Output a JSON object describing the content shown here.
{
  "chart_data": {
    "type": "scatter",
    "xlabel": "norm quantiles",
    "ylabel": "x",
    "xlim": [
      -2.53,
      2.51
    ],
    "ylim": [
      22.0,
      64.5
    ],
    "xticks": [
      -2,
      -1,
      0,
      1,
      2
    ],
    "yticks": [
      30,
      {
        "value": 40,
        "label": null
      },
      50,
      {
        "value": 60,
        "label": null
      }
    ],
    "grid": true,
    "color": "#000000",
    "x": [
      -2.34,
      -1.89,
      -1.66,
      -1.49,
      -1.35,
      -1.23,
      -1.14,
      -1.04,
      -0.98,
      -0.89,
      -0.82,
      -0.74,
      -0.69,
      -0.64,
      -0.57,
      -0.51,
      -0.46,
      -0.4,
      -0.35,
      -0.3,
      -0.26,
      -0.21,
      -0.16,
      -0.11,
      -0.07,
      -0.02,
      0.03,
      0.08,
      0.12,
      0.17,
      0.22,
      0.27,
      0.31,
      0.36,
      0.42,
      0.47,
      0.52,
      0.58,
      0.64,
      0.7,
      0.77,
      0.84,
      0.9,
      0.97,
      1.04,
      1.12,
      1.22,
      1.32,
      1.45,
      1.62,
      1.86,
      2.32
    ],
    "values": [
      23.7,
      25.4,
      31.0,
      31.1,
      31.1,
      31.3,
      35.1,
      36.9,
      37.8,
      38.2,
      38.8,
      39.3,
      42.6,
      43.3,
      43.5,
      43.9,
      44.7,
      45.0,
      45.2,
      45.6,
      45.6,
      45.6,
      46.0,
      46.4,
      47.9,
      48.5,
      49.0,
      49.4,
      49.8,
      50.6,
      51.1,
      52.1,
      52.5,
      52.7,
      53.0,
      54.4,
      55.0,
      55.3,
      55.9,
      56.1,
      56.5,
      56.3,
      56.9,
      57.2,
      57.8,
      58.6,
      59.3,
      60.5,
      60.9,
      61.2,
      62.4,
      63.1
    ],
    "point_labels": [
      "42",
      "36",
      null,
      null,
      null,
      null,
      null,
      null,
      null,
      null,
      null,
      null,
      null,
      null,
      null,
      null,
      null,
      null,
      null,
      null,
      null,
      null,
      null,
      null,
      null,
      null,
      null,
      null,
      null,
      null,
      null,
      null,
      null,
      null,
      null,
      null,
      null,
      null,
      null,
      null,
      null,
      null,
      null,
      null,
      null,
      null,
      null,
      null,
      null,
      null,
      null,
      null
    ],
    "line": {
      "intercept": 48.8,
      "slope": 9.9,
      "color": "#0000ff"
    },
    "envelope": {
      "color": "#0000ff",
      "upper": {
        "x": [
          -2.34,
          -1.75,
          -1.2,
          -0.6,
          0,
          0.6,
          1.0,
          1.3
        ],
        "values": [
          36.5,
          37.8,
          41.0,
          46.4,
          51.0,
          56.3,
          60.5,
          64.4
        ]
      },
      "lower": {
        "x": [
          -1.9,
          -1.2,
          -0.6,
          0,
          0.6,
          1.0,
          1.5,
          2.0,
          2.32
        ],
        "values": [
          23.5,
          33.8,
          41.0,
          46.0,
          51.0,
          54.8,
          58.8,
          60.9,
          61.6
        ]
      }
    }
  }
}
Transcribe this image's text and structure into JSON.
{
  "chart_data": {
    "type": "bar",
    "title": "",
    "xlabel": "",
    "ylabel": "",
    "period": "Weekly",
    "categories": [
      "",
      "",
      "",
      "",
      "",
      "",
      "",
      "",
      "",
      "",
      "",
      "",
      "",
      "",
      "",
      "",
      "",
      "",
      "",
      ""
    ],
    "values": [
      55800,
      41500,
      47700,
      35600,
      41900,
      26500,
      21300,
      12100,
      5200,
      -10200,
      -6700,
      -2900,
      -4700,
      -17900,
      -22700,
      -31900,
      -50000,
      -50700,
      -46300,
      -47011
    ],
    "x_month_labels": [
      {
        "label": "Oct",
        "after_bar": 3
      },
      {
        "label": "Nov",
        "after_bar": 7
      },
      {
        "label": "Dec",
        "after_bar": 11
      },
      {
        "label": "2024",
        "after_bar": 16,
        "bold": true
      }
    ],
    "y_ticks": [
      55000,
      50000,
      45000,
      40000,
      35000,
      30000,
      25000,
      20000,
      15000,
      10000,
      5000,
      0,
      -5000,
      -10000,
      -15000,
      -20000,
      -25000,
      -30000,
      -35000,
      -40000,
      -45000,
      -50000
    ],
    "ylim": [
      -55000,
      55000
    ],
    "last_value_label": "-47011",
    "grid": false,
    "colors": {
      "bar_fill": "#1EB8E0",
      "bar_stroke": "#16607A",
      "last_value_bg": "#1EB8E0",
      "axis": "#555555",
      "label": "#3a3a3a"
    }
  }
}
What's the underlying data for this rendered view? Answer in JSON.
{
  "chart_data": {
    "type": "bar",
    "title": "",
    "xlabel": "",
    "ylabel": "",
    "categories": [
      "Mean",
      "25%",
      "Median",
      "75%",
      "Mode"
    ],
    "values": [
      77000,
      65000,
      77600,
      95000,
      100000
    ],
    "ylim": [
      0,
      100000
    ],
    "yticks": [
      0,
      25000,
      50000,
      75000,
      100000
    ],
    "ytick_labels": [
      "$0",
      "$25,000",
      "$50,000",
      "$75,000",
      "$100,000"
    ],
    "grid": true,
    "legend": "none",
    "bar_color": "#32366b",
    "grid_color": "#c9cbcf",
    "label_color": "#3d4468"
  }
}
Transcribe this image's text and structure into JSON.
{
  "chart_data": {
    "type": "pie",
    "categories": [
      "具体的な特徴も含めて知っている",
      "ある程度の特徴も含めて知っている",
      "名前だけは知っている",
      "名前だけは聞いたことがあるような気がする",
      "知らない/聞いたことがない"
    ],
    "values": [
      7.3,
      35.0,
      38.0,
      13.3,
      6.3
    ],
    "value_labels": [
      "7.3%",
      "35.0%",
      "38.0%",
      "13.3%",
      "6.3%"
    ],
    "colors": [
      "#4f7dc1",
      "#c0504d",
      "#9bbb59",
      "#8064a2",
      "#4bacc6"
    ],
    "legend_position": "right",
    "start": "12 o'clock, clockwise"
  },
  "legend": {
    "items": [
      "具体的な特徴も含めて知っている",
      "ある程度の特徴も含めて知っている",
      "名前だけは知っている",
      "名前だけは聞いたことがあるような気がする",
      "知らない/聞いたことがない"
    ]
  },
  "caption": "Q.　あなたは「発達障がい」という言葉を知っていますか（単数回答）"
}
---
# REQUIREMENTS:
Can you restate every record above word for word?

# SOLUTION:
Output a JSON object describing the content shown here.
{
  "chart_data": {
    "type": "scatter",
    "xlabel": "norm quantiles",
    "ylabel": "x",
    "xlim": [
      -2.53,
      2.51
    ],
    "ylim": [
      22.0,
      64.5
    ],
    "xticks": [
      -2,
      -1,
      0,
      1,
      2
    ],
    "yticks": [
      30,
      {
        "value": 40,
        "label": null
      },
      50,
      {
        "value": 60,
        "label": null
      }
    ],
    "grid": true,
    "color": "#000000",
    "x": [
      -2.34,
      -1.89,
      -1.66,
      -1.49,
      -1.35,
      -1.23,
      -1.14,
      -1.04,
      -0.98,
      -0.89,
      -0.82,
      -0.74,
      -0.69,
      -0.64,
      -0.57,
      -0.51,
      -0.46,
      -0.4,
      -0.35,
      -0.3,
      -0.26,
      -0.21,
      -0.16,
      -0.11,
      -0.07,
      -0.02,
      0.03,
      0.08,
      0.12,
      0.17,
      0.22,
      0.27,
      0.31,
      0.36,
      0.42,
      0.47,
      0.52,
      0.58,
      0.64,
      0.7,
      0.77,
      0.84,
      0.9,
      0.97,
      1.04,
      1.12,
      1.22,
      1.32,
      1.45,
      1.62,
      1.86,
      2.32
    ],
    "values": [
      23.7,
      25.4,
      31.0,
      31.1,
      31.1,
      31.3,
      35.1,
      36.9,
      37.8,
      38.2,
      38.8,
      39.3,
      42.6,
      43.3,
      43.5,
      43.9,
      44.7,
      45.0,
      45.2,
      45.6,
      45.6,
      45.6,
      46.0,
      46.4,
      47.9,
      48.5,
      49.0,
      49.4,
      49.8,
      50.6,
      51.1,
      52.1,
      52.5,
      52.7,
      53.0,
      54.4,
      55.0,
      55.3,
      55.9,
      56.1,
      56.5,
      56.3,
      56.9,
      57.2,
      57.8,
      58.6,
      59.3,
      60.5,
      60.9,
      61.2,
      62.4,
      63.1
    ],
    "point_labels": [
      "42",
      "36",
      null,
      null,
      null,
      null,
      null,
      null,
      null,
      null,
      null,
      null,
      null,
      null,
      null,
      null,
      null,
      null,
      null,
      null,
      null,
      null,
      null,
      null,
      null,
      null,
      null,
      null,
      null,
      null,
      null,
      null,
      null,
      null,
      null,
      null,
      null,
      null,
      null,
      null,
      null,
      null,
      null,
      null,
      null,
      null,
      null,
      null,
      null,
      null,
      null,
      null
    ],
    "line": {
      "intercept": 48.8,
      "slope": 9.9,
      "color": "#0000ff"
    },
    "envelope": {
      "color": "#0000ff",
      "upper": {
        "x": [
          -2.34,
          -1.75,
          -1.2,
          -0.6,
          0,
          0.6,
          1.0,
          1.3
        ],
        "values": [
          36.5,
          37.8,
          41.0,
          46.4,
          51.0,
          56.3,
          60.5,
          64.4
        ]
      },
      "lower": {
        "x": [
          -1.9,
          -1.2,
          -0.6,
          0,
          0.6,
          1.0,
          1.5,
          2.0,
          2.32
        ],
        "values": [
          23.5,
          33.8,
          41.0,
          46.0,
          51.0,
          54.8,
          58.8,
          60.9,
          61.6
        ]
      }
    }
  }
}
Transcribe this image's text and structure into JSON.
{
  "chart_data": {
    "type": "bar",
    "title": "",
    "xlabel": "",
    "ylabel": "",
    "period": "Weekly",
    "categories": [
      "",
      "",
      "",
      "",
      "",
      "",
      "",
      "",
      "",
      "",
      "",
      "",
      "",
      "",
      "",
      "",
      "",
      "",
      "",
      ""
    ],
    "values": [
      55800,
      41500,
      47700,
      35600,
      41900,
      26500,
      21300,
      12100,
      5200,
      -10200,
      -6700,
      -2900,
      -4700,
      -17900,
      -22700,
      -31900,
      -50000,
      -50700,
      -46300,
      -47011
    ],
    "x_month_labels": [
      {
        "label": "Oct",
        "after_bar": 3
      },
      {
        "label": "Nov",
        "after_bar": 7
      },
      {
        "label": "Dec",
        "after_bar": 11
      },
      {
        "label": "2024",
        "after_bar": 16,
        "bold": true
      }
    ],
    "y_ticks": [
      55000,
      50000,
      45000,
      40000,
      35000,
      30000,
      25000,
      20000,
      15000,
      10000,
      5000,
      0,
      -5000,
      -10000,
      -15000,
      -20000,
      -25000,
      -30000,
      -35000,
      -40000,
      -45000,
      -50000
    ],
    "ylim": [
      -55000,
      55000
    ],
    "last_value_label": "-47011",
    "grid": false,
    "colors": {
      "bar_fill": "#1EB8E0",
      "bar_stroke": "#16607A",
      "last_value_bg": "#1EB8E0",
      "axis": "#555555",
      "label": "#3a3a3a"
    }
  }
}
What's the underlying data for this rendered view? Answer in JSON.
{
  "chart_data": {
    "type": "bar",
    "title": "",
    "xlabel": "",
    "ylabel": "",
    "categories": [
      "Mean",
      "25%",
      "Median",
      "75%",
      "Mode"
    ],
    "values": [
      77000,
      65000,
      77600,
      95000,
      100000
    ],
    "ylim": [
      0,
      100000
    ],
    "yticks": [
      0,
      25000,
      50000,
      75000,
      100000
    ],
    "ytick_labels": [
      "$0",
      "$25,000",
      "$50,000",
      "$75,000",
      "$100,000"
    ],
    "grid": true,
    "legend": "none",
    "bar_color": "#32366b",
    "grid_color": "#c9cbcf",
    "label_color": "#3d4468"
  }
}
Transcribe this image's text and structure into JSON.
{
  "chart_data": {
    "type": "pie",
    "categories": [
      "具体的な特徴も含めて知っている",
      "ある程度の特徴も含めて知っている",
      "名前だけは知っている",
      "名前だけは聞いたことがあるような気がする",
      "知らない/聞いたことがない"
    ],
    "values": [
      7.3,
      35.0,
      38.0,
      13.3,
      6.3
    ],
    "value_labels": [
      "7.3%",
      "35.0%",
      "38.0%",
      "13.3%",
      "6.3%"
    ],
    "colors": [
      "#4f7dc1",
      "#c0504d",
      "#9bbb59",
      "#8064a2",
      "#4bacc6"
    ],
    "legend_position": "right",
    "start": "12 o'clock, clockwise"
  },
  "legend": {
    "items": [
      "具体的な特徴も含めて知っている",
      "ある程度の特徴も含めて知っている",
      "名前だけは知っている",
      "名前だけは聞いたことがあるような気がする",
      "知らない/聞いたことがない"
    ]
  },
  "caption": "Q.　あなたは「発達障がい」という言葉を知っていますか（単数回答）"
}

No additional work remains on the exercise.